— Begin INPUT RECORDS —

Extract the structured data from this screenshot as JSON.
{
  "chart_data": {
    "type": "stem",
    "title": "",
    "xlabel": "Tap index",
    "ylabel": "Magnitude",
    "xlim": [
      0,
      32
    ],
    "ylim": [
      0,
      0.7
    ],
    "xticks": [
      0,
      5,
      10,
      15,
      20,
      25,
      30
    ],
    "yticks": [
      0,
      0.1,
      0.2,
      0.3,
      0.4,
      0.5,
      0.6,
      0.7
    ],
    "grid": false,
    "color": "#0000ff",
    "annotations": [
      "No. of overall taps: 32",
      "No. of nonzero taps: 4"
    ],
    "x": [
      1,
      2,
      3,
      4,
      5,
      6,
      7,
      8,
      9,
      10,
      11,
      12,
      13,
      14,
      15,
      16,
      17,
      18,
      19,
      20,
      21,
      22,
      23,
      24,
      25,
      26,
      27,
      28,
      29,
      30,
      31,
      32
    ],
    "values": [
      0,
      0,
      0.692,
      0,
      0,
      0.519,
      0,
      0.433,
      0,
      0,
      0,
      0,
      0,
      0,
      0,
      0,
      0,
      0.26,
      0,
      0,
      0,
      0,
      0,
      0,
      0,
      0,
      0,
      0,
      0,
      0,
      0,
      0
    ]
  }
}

— End INPUT RECORDS —

**AIM OF THE TASK:**
Read the data above and pull out each line that holds the string "taps".

**RESULT OF THIS EXERCISE:**
      "No. of overall taps: 32",
      "No. of nonzero taps: 4"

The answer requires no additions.